● **DIRECTIONS FOR THIS TASK**: Omit the pictures and output every entry below exactly as written.

*** MATERIAL SHOWN ***

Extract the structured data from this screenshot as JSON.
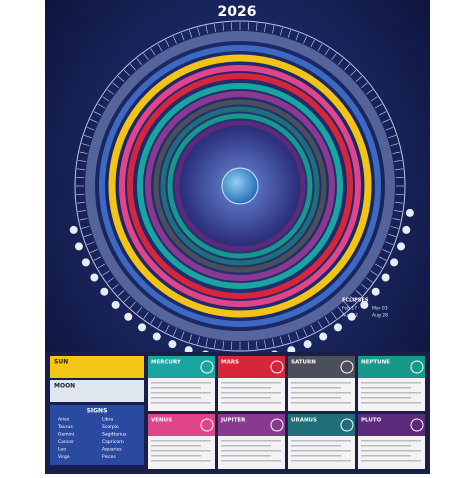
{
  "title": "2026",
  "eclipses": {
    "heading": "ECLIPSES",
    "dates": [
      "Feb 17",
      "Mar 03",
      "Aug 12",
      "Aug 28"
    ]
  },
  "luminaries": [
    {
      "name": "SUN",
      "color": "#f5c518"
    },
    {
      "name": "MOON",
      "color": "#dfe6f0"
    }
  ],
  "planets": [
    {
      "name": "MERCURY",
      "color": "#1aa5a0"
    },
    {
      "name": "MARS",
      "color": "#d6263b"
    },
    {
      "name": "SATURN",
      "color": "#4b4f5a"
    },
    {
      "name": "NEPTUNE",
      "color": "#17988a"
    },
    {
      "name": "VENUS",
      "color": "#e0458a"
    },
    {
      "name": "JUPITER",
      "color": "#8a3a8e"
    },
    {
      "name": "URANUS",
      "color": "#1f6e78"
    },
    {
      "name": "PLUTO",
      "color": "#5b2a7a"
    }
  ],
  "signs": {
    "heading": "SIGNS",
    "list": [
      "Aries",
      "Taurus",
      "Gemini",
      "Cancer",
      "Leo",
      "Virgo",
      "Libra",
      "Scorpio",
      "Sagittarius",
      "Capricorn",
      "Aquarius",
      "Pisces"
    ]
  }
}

***

● **EXERCISE RESPONSE**:
Extract the structured data from this screenshot as JSON.
{
  "title": "2026",
  "eclipses": {
    "heading": "ECLIPSES",
    "dates": [
      "Feb 17",
      "Mar 03",
      "Aug 12",
      "Aug 28"
    ]
  },
  "luminaries": [
    {
      "name": "SUN",
      "color": "#f5c518"
    },
    {
      "name": "MOON",
      "color": "#dfe6f0"
    }
  ],
  "planets": [
    {
      "name": "MERCURY",
      "color": "#1aa5a0"
    },
    {
      "name": "MARS",
      "color": "#d6263b"
    },
    {
      "name": "SATURN",
      "color": "#4b4f5a"
    },
    {
      "name": "NEPTUNE",
      "color": "#17988a"
    },
    {
      "name": "VENUS",
      "color": "#e0458a"
    },
    {
      "name": "JUPITER",
      "color": "#8a3a8e"
    },
    {
      "name": "URANUS",
      "color": "#1f6e78"
    },
    {
      "name": "PLUTO",
      "color": "#5b2a7a"
    }
  ],
  "signs": {
    "heading": "SIGNS",
    "list": [
      "Aries",
      "Taurus",
      "Gemini",
      "Cancer",
      "Leo",
      "Virgo",
      "Libra",
      "Scorpio",
      "Sagittarius",
      "Capricorn",
      "Aquarius",
      "Pisces"
    ]
  }
}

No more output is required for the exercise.